Work to complete:
Gather, from the data below, each line in which the word "effect" occurs.

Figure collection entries
◇ ◇ ◇

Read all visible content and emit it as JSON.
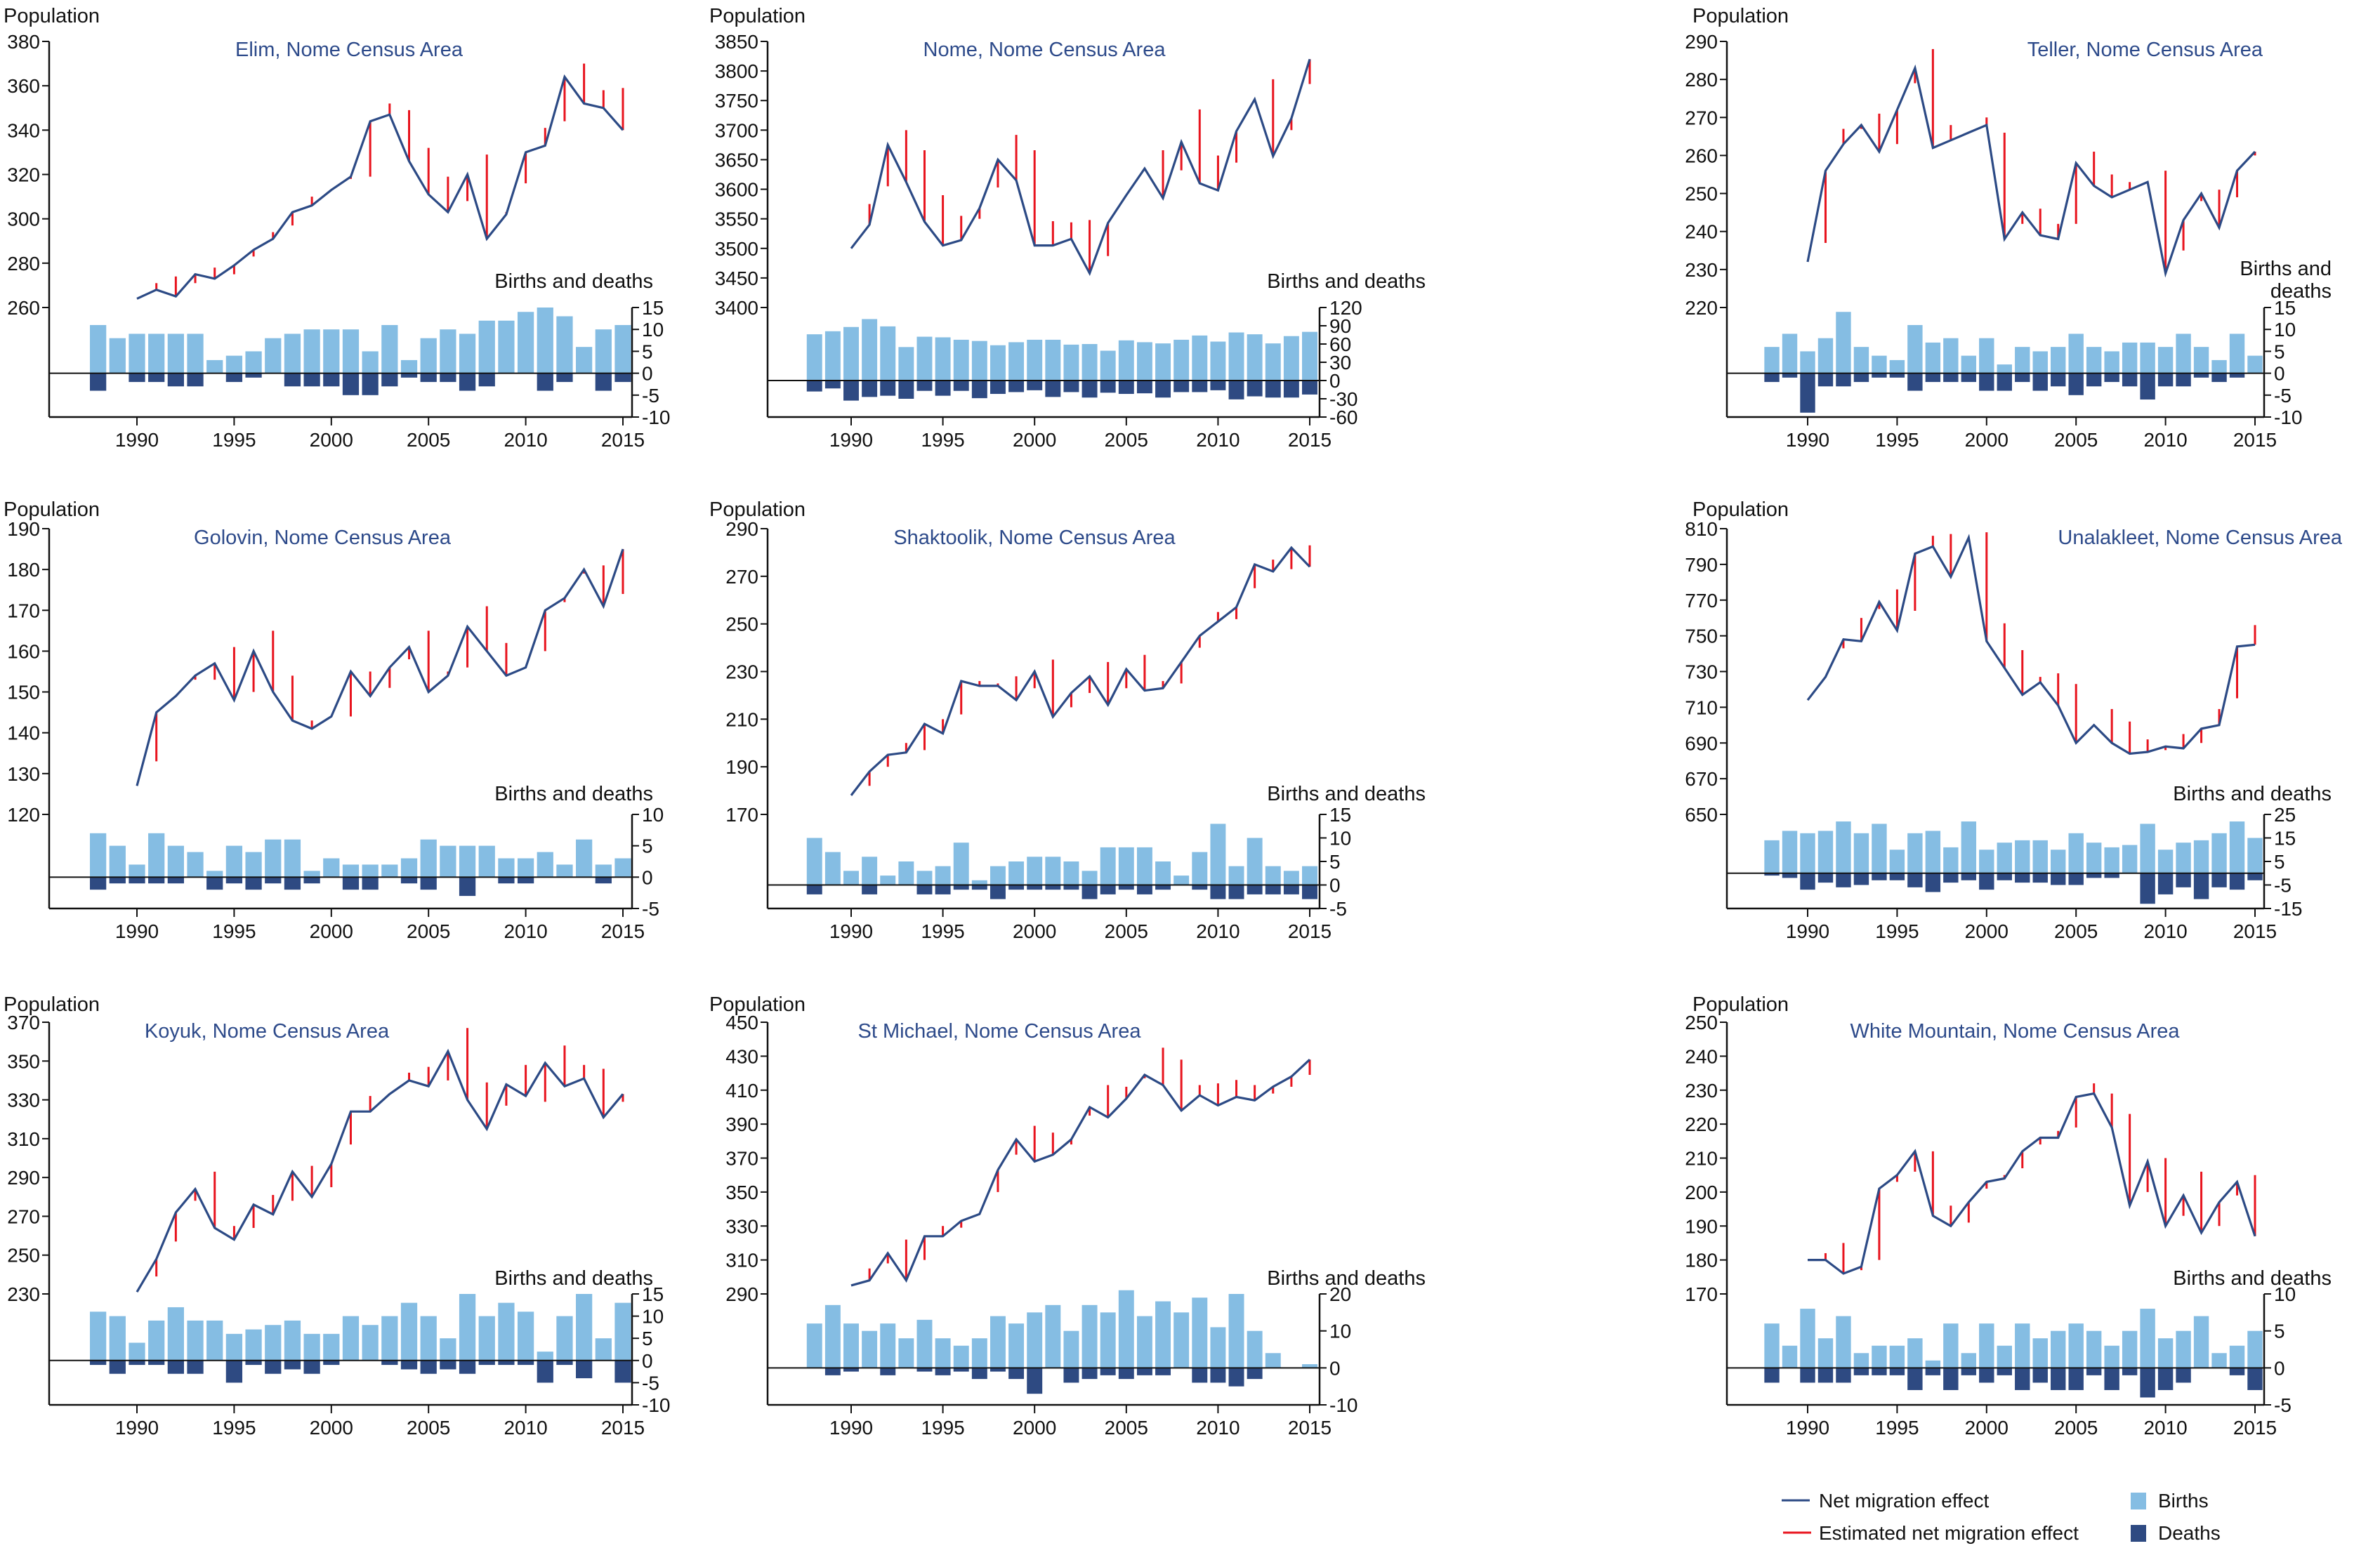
{
  "colors": {
    "births": "#85bde3",
    "deaths": "#2e4a82",
    "net_migration": "#2c4a85",
    "estimated": "#e8141e",
    "title": "#2d4a8a"
  },
  "legend": {
    "net_migration": "Net migration effect",
    "estimated": "Estimated net migration effect",
    "births": "Births",
    "deaths": "Deaths"
  },
  "chart_data": [
    {
      "type": "line+bar",
      "title": "Elim, Nome Census Area",
      "ylabel": "Population",
      "bd_label": [
        "Births and deaths"
      ],
      "pop_ylim": [
        260,
        380
      ],
      "pop_step": 20,
      "bd_ylim": [
        -10,
        15
      ],
      "bd_ticks": [
        -10,
        -5,
        0,
        5,
        10,
        15
      ],
      "years": [
        1990,
        2015
      ],
      "bar_years": [
        1988,
        2015
      ],
      "xticks": [
        1990,
        1995,
        2000,
        2005,
        2010,
        2015
      ],
      "population": [
        264,
        268,
        265,
        275,
        273,
        279,
        286,
        291,
        303,
        306,
        313,
        319,
        344,
        347,
        326,
        311,
        303,
        320,
        291,
        302,
        330,
        333,
        364,
        352,
        350,
        340
      ],
      "estimated": [
        null,
        271,
        274,
        271,
        278,
        275,
        283,
        294,
        297,
        310,
        null,
        318,
        319,
        352,
        349,
        332,
        319,
        308,
        329,
        303,
        316,
        341,
        344,
        370,
        358,
        359
      ],
      "births": [
        11,
        8,
        9,
        9,
        9,
        9,
        3,
        4,
        5,
        8,
        9,
        10,
        10,
        10,
        5,
        11,
        3,
        8,
        10,
        9,
        12,
        12,
        14,
        15,
        13,
        6,
        10,
        11
      ],
      "deaths": [
        -4,
        0,
        -2,
        -2,
        -3,
        -3,
        0,
        -2,
        -1,
        0,
        -3,
        -3,
        -3,
        -5,
        -5,
        -3,
        -1,
        -2,
        -2,
        -4,
        -3,
        0,
        0,
        -4,
        -2,
        0,
        -4,
        -2
      ]
    },
    {
      "type": "line+bar",
      "title": "Nome, Nome Census Area",
      "ylabel": "Population",
      "bd_label": [
        "Births and deaths"
      ],
      "pop_ylim": [
        3400,
        3850
      ],
      "pop_step": 50,
      "bd_ylim": [
        -60,
        120
      ],
      "bd_ticks": [
        -60,
        -30,
        0,
        30,
        60,
        90,
        120
      ],
      "years": [
        1990,
        2015
      ],
      "bar_years": [
        1988,
        2015
      ],
      "xticks": [
        1990,
        1995,
        2000,
        2005,
        2010,
        2015
      ],
      "population": [
        3500,
        3540,
        3675,
        3612,
        3545,
        3505,
        3514,
        3568,
        3650,
        3615,
        3505,
        3505,
        3516,
        3458,
        3543,
        3590,
        3635,
        3585,
        3680,
        3610,
        3598,
        3698,
        3752,
        3656,
        3720,
        3820
      ],
      "estimated": [
        null,
        3575,
        3605,
        3700,
        3666,
        3590,
        3555,
        3550,
        3603,
        3692,
        3666,
        3546,
        3544,
        3548,
        3487,
        null,
        null,
        3666,
        3632,
        3735,
        3657,
        3645,
        null,
        3786,
        3700,
        3778
      ],
      "births": [
        76,
        81,
        88,
        101,
        89,
        55,
        72,
        71,
        67,
        65,
        58,
        63,
        67,
        67,
        59,
        60,
        49,
        66,
        63,
        61,
        67,
        74,
        64,
        79,
        76,
        61,
        73,
        80
      ],
      "deaths": [
        -18,
        -13,
        -33,
        -27,
        -25,
        -30,
        -17,
        -25,
        -17,
        -29,
        -22,
        -19,
        -16,
        -27,
        -19,
        -28,
        -20,
        -22,
        -21,
        -28,
        -19,
        -19,
        -16,
        -31,
        -26,
        -28,
        -28,
        -23
      ]
    },
    {
      "type": "line+bar",
      "title": "Teller, Nome Census Area",
      "ylabel": "Population",
      "bd_label": [
        "Births and",
        "deaths"
      ],
      "pop_ylim": [
        220,
        290
      ],
      "pop_step": 10,
      "bd_ylim": [
        -10,
        15
      ],
      "bd_ticks": [
        -10,
        -5,
        0,
        5,
        10,
        15
      ],
      "years": [
        1990,
        2015
      ],
      "bar_years": [
        1988,
        2015
      ],
      "xticks": [
        1990,
        1995,
        2000,
        2005,
        2010,
        2015
      ],
      "population": [
        232,
        256,
        263,
        268,
        261,
        272,
        283,
        262,
        264,
        266,
        268,
        238,
        245,
        239,
        238,
        258,
        252,
        249,
        251,
        253,
        229,
        243,
        250,
        241,
        256,
        261
      ],
      "estimated": [
        null,
        237,
        267,
        267,
        271,
        263,
        279,
        288,
        268,
        null,
        270,
        266,
        242,
        246,
        242,
        242,
        261,
        255,
        253,
        null,
        256,
        235,
        248,
        251,
        249,
        260
      ],
      "births": [
        6,
        9,
        5,
        8,
        14,
        6,
        4,
        3,
        11,
        7,
        8,
        4,
        8,
        2,
        6,
        5,
        6,
        9,
        6,
        5,
        7,
        7,
        6,
        9,
        6,
        3,
        9,
        4
      ],
      "deaths": [
        -2,
        -1,
        -9,
        -3,
        -3,
        -2,
        -1,
        -1,
        -4,
        -2,
        -2,
        -2,
        -4,
        -4,
        -2,
        -4,
        -3,
        -5,
        -3,
        -2,
        -3,
        -6,
        -3,
        -3,
        -1,
        -2,
        -1,
        0
      ]
    },
    {
      "type": "line+bar",
      "title": "Golovin, Nome Census Area",
      "ylabel": "Population",
      "bd_label": [
        "Births and deaths"
      ],
      "pop_ylim": [
        120,
        190
      ],
      "pop_step": 10,
      "bd_ylim": [
        -5,
        10
      ],
      "bd_ticks": [
        -5,
        0,
        5,
        10
      ],
      "years": [
        1990,
        2015
      ],
      "bar_years": [
        1988,
        2015
      ],
      "xticks": [
        1990,
        1995,
        2000,
        2005,
        2010,
        2015
      ],
      "population": [
        127,
        145,
        149,
        154,
        157,
        148,
        160,
        150,
        143,
        141,
        144,
        155,
        149,
        156,
        161,
        150,
        154,
        166,
        160,
        154,
        156,
        170,
        173,
        180,
        171,
        185
      ],
      "estimated": [
        null,
        133,
        null,
        153,
        153,
        161,
        150,
        165,
        154,
        143,
        null,
        144,
        155,
        151,
        158,
        165,
        155,
        156,
        171,
        162,
        null,
        160,
        172,
        179,
        181,
        174
      ],
      "births": [
        7,
        5,
        2,
        7,
        5,
        4,
        1,
        5,
        4,
        6,
        6,
        1,
        3,
        2,
        2,
        2,
        3,
        6,
        5,
        5,
        5,
        3,
        3,
        4,
        2,
        6,
        2,
        3
      ],
      "deaths": [
        -2,
        -1,
        -1,
        -1,
        -1,
        0,
        -2,
        -1,
        -2,
        -1,
        -2,
        -1,
        0,
        -2,
        -2,
        0,
        -1,
        -2,
        0,
        -3,
        0,
        -1,
        -1,
        0,
        0,
        0,
        -1,
        0
      ]
    },
    {
      "type": "line+bar",
      "title": "Shaktoolik, Nome Census Area",
      "ylabel": "Population",
      "bd_label": [
        "Births and deaths"
      ],
      "pop_ylim": [
        170,
        290
      ],
      "pop_step": 20,
      "bd_ylim": [
        -5,
        15
      ],
      "bd_ticks": [
        -5,
        0,
        5,
        10,
        15
      ],
      "years": [
        1990,
        2015
      ],
      "bar_years": [
        1988,
        2015
      ],
      "xticks": [
        1990,
        1995,
        2000,
        2005,
        2010,
        2015
      ],
      "population": [
        178,
        188,
        195,
        196,
        208,
        204,
        226,
        224,
        224,
        218,
        230,
        211,
        221,
        228,
        216,
        231,
        222,
        223,
        234,
        245,
        251,
        257,
        275,
        272,
        282,
        274
      ],
      "estimated": [
        null,
        182,
        190,
        200,
        197,
        210,
        212,
        226,
        225,
        228,
        223,
        235,
        215,
        221,
        234,
        223,
        237,
        226,
        225,
        240,
        255,
        252,
        265,
        277,
        273,
        283
      ],
      "births": [
        10,
        7,
        3,
        6,
        2,
        5,
        3,
        4,
        9,
        1,
        4,
        5,
        6,
        6,
        5,
        3,
        8,
        8,
        8,
        5,
        2,
        7,
        13,
        4,
        10,
        4,
        3,
        4
      ],
      "deaths": [
        -2,
        0,
        0,
        -2,
        0,
        0,
        -2,
        -2,
        -1,
        -1,
        -3,
        -1,
        -1,
        -1,
        -1,
        -3,
        -2,
        -1,
        -2,
        -1,
        0,
        -1,
        -3,
        -3,
        -2,
        -2,
        -2,
        -3
      ]
    },
    {
      "type": "line+bar",
      "title": "Unalakleet, Nome Census Area",
      "ylabel": "Population",
      "bd_label": [
        "Births and deaths"
      ],
      "pop_ylim": [
        650,
        810
      ],
      "pop_step": 20,
      "bd_ylim": [
        -15,
        25
      ],
      "bd_ticks": [
        -15,
        -5,
        5,
        15,
        25
      ],
      "years": [
        1990,
        2015
      ],
      "bar_years": [
        1988,
        2015
      ],
      "xticks": [
        1990,
        1995,
        2000,
        2005,
        2010,
        2015
      ],
      "population": [
        714,
        727,
        748,
        747,
        769,
        753,
        796,
        800,
        783,
        805,
        747,
        732,
        717,
        724,
        711,
        690,
        700,
        690,
        684,
        685,
        688,
        687,
        698,
        700,
        744,
        745
      ],
      "estimated": [
        null,
        null,
        743,
        760,
        765,
        776,
        764,
        806,
        807,
        null,
        808,
        757,
        742,
        727,
        729,
        723,
        null,
        709,
        702,
        692,
        686,
        695,
        690,
        709,
        715,
        756
      ],
      "births": [
        14,
        18,
        17,
        18,
        22,
        17,
        21,
        10,
        17,
        18,
        11,
        22,
        10,
        13,
        14,
        14,
        10,
        17,
        13,
        11,
        12,
        21,
        10,
        13,
        14,
        17,
        22,
        15
      ],
      "deaths": [
        -1,
        -2,
        -7,
        -4,
        -6,
        -5,
        -3,
        -3,
        -6,
        -8,
        -4,
        -3,
        -7,
        -3,
        -4,
        -4,
        -5,
        -5,
        -2,
        -2,
        0,
        -13,
        -9,
        -6,
        -11,
        -6,
        -7,
        -3
      ]
    },
    {
      "type": "line+bar",
      "title": "Koyuk, Nome Census Area",
      "ylabel": "Population",
      "bd_label": [
        "Births and deaths"
      ],
      "pop_ylim": [
        230,
        370
      ],
      "pop_step": 20,
      "bd_ylim": [
        -10,
        15
      ],
      "bd_ticks": [
        -10,
        -5,
        0,
        5,
        10,
        15
      ],
      "years": [
        1990,
        2015
      ],
      "bar_years": [
        1988,
        2015
      ],
      "xticks": [
        1990,
        1995,
        2000,
        2005,
        2010,
        2015
      ],
      "population": [
        231,
        248,
        272,
        284,
        264,
        258,
        276,
        271,
        293,
        280,
        297,
        324,
        324,
        333,
        340,
        337,
        355,
        330,
        315,
        338,
        332,
        349,
        337,
        341,
        321,
        333
      ],
      "estimated": [
        null,
        239,
        257,
        278,
        293,
        265,
        264,
        281,
        278,
        296,
        285,
        307,
        332,
        null,
        344,
        347,
        340,
        367,
        339,
        327,
        348,
        329,
        358,
        348,
        346,
        329
      ],
      "births": [
        11,
        10,
        4,
        9,
        12,
        9,
        9,
        6,
        7,
        8,
        9,
        6,
        6,
        10,
        8,
        10,
        13,
        10,
        5,
        15,
        10,
        13,
        11,
        2,
        10,
        15,
        5,
        13
      ],
      "deaths": [
        -1,
        -3,
        -1,
        -1,
        -3,
        -3,
        0,
        -5,
        -1,
        -3,
        -2,
        -3,
        -1,
        0,
        0,
        -1,
        -2,
        -3,
        -2,
        -3,
        -1,
        -1,
        -1,
        -5,
        -1,
        -4,
        0,
        -5
      ]
    },
    {
      "type": "line+bar",
      "title": "St Michael, Nome Census Area",
      "ylabel": "Population",
      "bd_label": [
        "Births and deaths"
      ],
      "pop_ylim": [
        290,
        450
      ],
      "pop_step": 20,
      "bd_ylim": [
        -10,
        20
      ],
      "bd_ticks": [
        -10,
        0,
        10,
        20
      ],
      "years": [
        1990,
        2015
      ],
      "bar_years": [
        1988,
        2015
      ],
      "xticks": [
        1990,
        1995,
        2000,
        2005,
        2010,
        2015
      ],
      "population": [
        295,
        298,
        314,
        298,
        324,
        324,
        333,
        337,
        363,
        381,
        368,
        372,
        381,
        400,
        394,
        405,
        419,
        413,
        398,
        407,
        401,
        406,
        404,
        412,
        418,
        428
      ],
      "estimated": [
        null,
        305,
        308,
        322,
        310,
        330,
        329,
        null,
        350,
        372,
        389,
        385,
        378,
        395,
        413,
        412,
        417,
        435,
        428,
        413,
        414,
        416,
        413,
        408,
        412,
        419
      ],
      "births": [
        12,
        17,
        12,
        10,
        12,
        8,
        13,
        8,
        6,
        8,
        14,
        12,
        15,
        17,
        10,
        17,
        15,
        21,
        14,
        18,
        15,
        19,
        11,
        20,
        10,
        4,
        0,
        1
      ],
      "deaths": [
        0,
        -2,
        -1,
        0,
        -2,
        0,
        -1,
        -2,
        -1,
        -3,
        -1,
        -3,
        -7,
        0,
        -4,
        -3,
        -2,
        -3,
        -2,
        -2,
        0,
        -4,
        -4,
        -5,
        -3,
        0,
        0,
        0
      ]
    },
    {
      "type": "line+bar",
      "title": "White Mountain, Nome Census Area",
      "ylabel": "Population",
      "bd_label": [
        "Births and deaths"
      ],
      "pop_ylim": [
        170,
        250
      ],
      "pop_step": 10,
      "bd_ylim": [
        -5,
        10
      ],
      "bd_ticks": [
        -5,
        0,
        5,
        10
      ],
      "years": [
        1990,
        2015
      ],
      "bar_years": [
        1988,
        2015
      ],
      "xticks": [
        1990,
        1995,
        2000,
        2005,
        2010,
        2015
      ],
      "population": [
        180,
        180,
        176,
        178,
        201,
        205,
        212,
        193,
        190,
        197,
        203,
        204,
        212,
        216,
        216,
        228,
        229,
        219,
        196,
        209,
        190,
        199,
        188,
        197,
        203,
        187
      ],
      "estimated": [
        null,
        182,
        185,
        177,
        180,
        203,
        206,
        212,
        196,
        191,
        201,
        205,
        207,
        214,
        218,
        219,
        232,
        229,
        223,
        200,
        210,
        193,
        206,
        190,
        199,
        205
      ],
      "births": [
        6,
        3,
        8,
        4,
        7,
        2,
        3,
        3,
        4,
        1,
        6,
        2,
        6,
        3,
        6,
        4,
        5,
        6,
        5,
        3,
        5,
        8,
        4,
        5,
        7,
        2,
        3,
        5
      ],
      "deaths": [
        -2,
        0,
        -2,
        -2,
        -2,
        -1,
        -1,
        -1,
        -3,
        -1,
        -3,
        -1,
        -2,
        -1,
        -3,
        -2,
        -3,
        -3,
        -1,
        -3,
        -1,
        -4,
        -3,
        -2,
        0,
        0,
        -1,
        -3
      ]
    }
  ]
}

◇ ◇ ◇

Task result:
    "net_migration": "Net migration effect",
    "estimated": "Estimated net migration effect",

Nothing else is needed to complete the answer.